[Written problem]
Find each line with "String" and copy it.
------------------------
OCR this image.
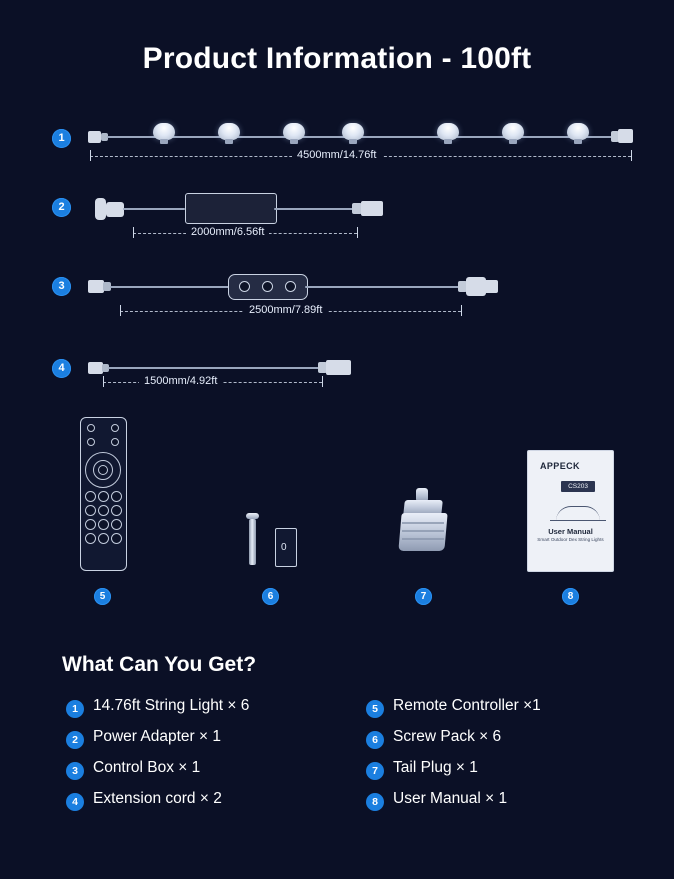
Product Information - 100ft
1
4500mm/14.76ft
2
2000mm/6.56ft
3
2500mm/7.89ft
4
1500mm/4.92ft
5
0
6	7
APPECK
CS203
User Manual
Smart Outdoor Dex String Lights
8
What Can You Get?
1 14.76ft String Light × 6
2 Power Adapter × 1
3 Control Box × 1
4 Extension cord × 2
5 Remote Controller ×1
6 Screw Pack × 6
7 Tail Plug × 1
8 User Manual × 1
------------------------
[Exercise solution]
Smart Outdoor Dex String Lights
1 14.76ft String Light × 6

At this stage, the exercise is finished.